* [Items from a dataset]:
════════════════════

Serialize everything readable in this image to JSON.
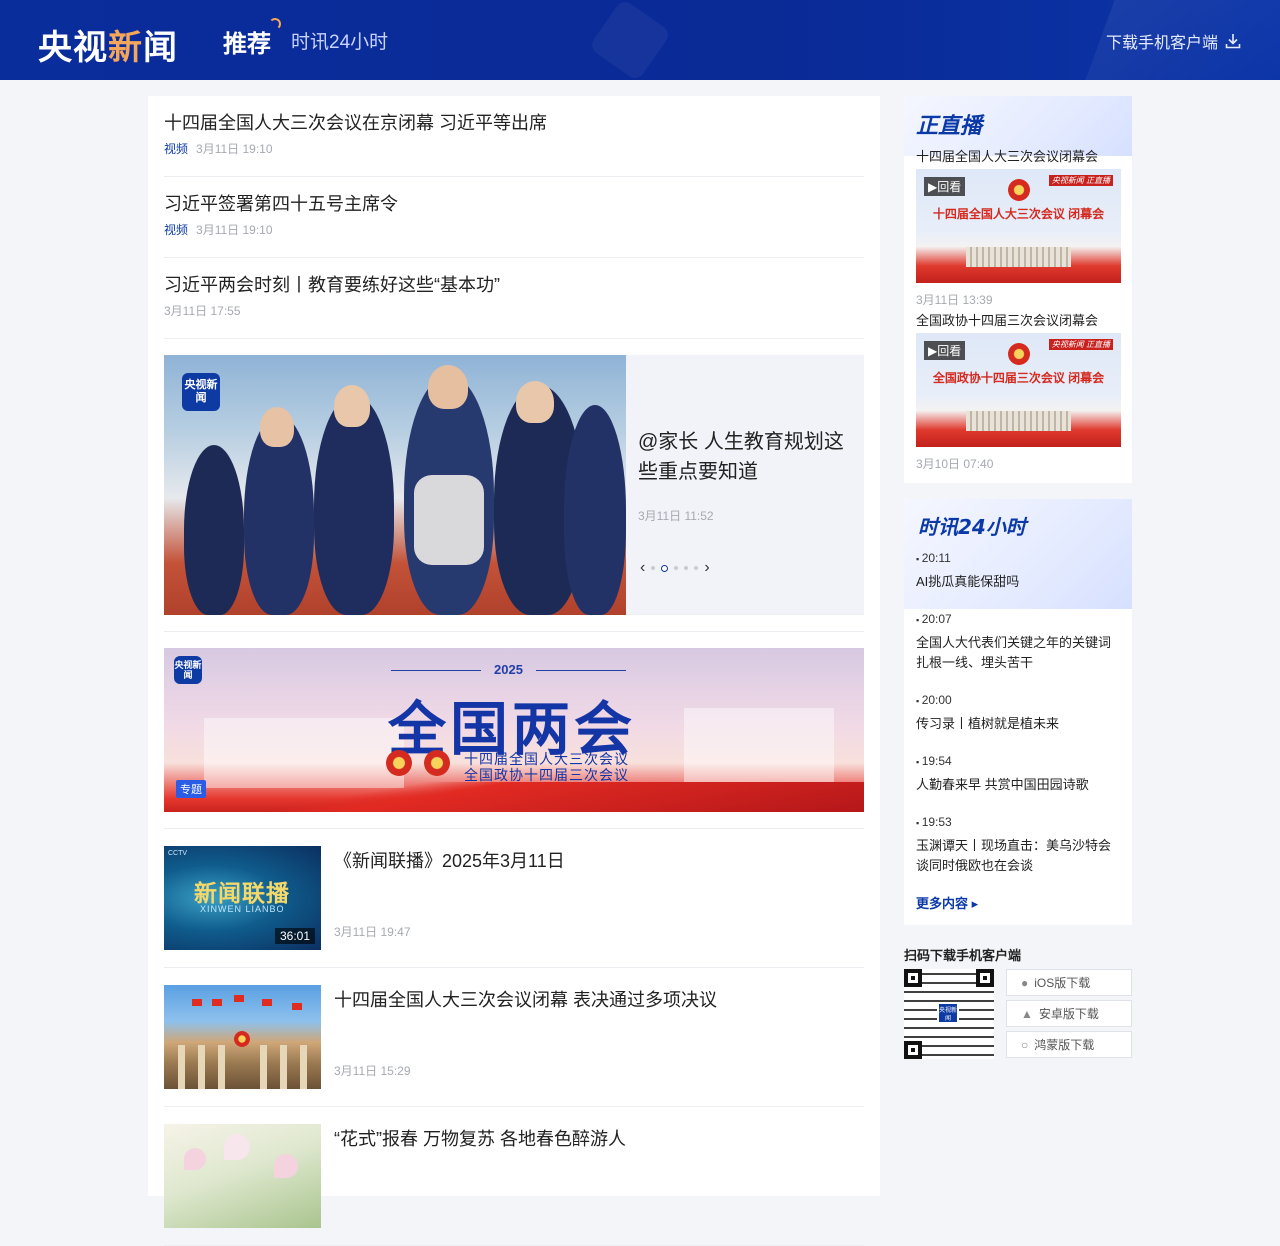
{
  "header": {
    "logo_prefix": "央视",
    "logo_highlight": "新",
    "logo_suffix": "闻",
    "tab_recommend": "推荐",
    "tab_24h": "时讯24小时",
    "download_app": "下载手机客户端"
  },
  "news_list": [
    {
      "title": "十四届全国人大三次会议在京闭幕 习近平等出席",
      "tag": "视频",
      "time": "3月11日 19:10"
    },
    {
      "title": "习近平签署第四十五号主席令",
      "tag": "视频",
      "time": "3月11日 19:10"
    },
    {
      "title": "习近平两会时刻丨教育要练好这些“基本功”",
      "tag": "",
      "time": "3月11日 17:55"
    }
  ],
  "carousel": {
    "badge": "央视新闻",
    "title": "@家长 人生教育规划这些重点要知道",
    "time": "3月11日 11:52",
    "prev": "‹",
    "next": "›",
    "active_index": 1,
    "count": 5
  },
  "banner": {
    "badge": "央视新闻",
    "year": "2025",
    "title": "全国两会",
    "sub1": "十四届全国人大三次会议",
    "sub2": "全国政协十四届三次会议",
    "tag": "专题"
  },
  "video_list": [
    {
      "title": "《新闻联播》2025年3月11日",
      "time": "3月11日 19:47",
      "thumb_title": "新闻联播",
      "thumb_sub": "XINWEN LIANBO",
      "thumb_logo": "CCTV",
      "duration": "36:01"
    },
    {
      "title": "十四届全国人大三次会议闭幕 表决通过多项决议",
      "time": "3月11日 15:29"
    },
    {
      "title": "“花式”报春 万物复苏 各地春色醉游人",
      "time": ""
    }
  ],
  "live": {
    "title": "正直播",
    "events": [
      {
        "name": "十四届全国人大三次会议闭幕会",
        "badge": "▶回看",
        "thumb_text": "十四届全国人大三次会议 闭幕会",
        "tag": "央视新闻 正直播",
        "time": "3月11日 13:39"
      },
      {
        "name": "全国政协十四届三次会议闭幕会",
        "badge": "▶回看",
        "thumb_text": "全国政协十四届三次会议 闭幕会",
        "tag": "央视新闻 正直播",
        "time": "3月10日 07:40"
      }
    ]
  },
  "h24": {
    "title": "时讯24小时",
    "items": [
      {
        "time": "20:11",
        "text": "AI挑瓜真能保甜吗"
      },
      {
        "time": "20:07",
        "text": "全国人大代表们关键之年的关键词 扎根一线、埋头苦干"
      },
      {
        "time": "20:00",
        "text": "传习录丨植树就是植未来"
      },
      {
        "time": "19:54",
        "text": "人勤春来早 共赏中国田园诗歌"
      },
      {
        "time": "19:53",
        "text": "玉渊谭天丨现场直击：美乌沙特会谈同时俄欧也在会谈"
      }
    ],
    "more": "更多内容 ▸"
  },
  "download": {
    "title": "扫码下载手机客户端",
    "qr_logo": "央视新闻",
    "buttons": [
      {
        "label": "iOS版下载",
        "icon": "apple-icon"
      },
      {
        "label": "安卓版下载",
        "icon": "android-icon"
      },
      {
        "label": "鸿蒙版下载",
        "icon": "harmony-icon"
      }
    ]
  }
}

════════════════════

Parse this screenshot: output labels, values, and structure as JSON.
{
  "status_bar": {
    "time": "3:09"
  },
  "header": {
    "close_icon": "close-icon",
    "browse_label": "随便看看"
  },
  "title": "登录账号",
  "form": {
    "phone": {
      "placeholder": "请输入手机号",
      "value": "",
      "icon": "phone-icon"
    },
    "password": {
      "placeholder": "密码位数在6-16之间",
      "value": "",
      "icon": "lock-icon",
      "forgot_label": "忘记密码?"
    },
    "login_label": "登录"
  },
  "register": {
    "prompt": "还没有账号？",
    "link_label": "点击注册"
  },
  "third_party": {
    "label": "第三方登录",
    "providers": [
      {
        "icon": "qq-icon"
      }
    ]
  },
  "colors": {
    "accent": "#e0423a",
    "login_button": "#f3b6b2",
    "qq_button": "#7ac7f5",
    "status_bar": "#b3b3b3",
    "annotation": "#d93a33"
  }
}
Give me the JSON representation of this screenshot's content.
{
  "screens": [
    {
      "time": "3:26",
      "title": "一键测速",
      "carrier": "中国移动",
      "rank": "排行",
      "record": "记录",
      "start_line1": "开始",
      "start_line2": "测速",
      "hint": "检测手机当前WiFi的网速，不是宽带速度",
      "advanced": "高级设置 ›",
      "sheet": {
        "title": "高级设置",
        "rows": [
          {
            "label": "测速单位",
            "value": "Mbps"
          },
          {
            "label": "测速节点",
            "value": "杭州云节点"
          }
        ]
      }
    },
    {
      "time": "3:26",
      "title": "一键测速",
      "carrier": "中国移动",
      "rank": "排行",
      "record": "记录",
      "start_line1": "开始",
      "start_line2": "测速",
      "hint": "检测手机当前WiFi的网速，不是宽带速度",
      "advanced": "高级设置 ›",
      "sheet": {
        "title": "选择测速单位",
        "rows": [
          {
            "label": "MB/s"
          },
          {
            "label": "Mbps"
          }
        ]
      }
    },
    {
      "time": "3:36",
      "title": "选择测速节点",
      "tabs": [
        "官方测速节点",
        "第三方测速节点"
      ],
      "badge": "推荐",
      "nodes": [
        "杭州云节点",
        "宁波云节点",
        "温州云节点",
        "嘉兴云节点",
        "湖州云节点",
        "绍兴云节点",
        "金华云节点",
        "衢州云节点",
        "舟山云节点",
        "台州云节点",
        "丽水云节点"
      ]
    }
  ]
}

════════════════════

* [Required task]: Give the count of lines in the listing that hold the word "placeholder", with no other text.

* [Solution to this exercise]: 2